— WRITTEN PROBLEM —
Find each line with the string "risk" and report it.

— EXTRACTED INFORMATION —
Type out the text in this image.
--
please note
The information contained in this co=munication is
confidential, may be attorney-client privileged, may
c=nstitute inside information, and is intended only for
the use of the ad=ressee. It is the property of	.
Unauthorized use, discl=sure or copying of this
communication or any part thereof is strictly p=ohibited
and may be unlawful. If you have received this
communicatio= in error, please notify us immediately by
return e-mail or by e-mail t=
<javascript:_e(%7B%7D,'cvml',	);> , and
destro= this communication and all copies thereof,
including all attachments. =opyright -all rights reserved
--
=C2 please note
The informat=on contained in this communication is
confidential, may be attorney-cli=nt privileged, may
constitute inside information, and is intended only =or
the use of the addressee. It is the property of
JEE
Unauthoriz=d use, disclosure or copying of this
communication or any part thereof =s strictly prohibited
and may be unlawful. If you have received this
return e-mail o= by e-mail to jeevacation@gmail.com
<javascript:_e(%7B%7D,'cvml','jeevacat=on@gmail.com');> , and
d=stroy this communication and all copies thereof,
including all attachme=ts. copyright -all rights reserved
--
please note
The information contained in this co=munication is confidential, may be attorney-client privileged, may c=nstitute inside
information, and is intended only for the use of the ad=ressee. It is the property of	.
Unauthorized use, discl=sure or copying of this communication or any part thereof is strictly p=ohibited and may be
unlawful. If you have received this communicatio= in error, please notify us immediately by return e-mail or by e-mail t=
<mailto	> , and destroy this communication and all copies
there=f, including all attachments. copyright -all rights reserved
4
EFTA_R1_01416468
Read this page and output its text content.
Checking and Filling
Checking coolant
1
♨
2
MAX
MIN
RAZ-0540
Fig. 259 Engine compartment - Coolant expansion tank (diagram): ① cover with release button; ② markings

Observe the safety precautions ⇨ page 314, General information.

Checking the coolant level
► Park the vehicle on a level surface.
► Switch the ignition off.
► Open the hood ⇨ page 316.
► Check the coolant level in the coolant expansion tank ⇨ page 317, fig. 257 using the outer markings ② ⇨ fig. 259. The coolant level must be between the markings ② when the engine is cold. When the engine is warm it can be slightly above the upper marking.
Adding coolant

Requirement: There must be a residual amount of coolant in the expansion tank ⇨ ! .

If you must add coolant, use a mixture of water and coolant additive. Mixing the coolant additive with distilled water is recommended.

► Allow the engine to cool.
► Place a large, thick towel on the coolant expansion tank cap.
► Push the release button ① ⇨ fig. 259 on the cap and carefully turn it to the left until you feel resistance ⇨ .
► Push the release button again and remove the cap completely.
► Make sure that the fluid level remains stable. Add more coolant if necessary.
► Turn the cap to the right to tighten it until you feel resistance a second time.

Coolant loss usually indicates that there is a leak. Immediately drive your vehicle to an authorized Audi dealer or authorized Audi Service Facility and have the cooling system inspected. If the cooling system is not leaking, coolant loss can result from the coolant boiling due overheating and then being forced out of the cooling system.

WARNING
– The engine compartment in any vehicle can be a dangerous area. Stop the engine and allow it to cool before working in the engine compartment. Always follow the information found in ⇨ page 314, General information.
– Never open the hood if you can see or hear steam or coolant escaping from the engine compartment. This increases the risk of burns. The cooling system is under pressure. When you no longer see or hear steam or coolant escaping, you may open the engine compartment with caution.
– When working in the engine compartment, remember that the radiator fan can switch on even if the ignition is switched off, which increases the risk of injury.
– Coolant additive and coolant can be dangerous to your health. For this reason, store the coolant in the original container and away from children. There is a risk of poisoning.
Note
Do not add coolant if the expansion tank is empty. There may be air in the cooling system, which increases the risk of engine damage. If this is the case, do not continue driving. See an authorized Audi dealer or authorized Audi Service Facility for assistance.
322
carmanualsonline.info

— SOLUTION FOR THIS TASK —
– Never open the hood if you can see or hear steam or coolant escaping from the engine compartment. This increases the risk of burns. The cooling system is under pressure. When you no longer see or hear steam or coolant escaping, you may open the engine compartment with caution.
– When working in the engine compartment, remember that the radiator fan can switch on even if the ignition is switched off, which increases the risk of injury.
– Coolant additive and coolant can be dangerous to your health. For this reason, store the coolant in the original container and away from children. There is a risk of poisoning.
Do not add coolant if the expansion tank is empty. There may be air in the cooling system, which increases the risk of engine damage. If this is the case, do not continue driving. See an authorized Audi dealer or authorized Audi Service Facility for assistance.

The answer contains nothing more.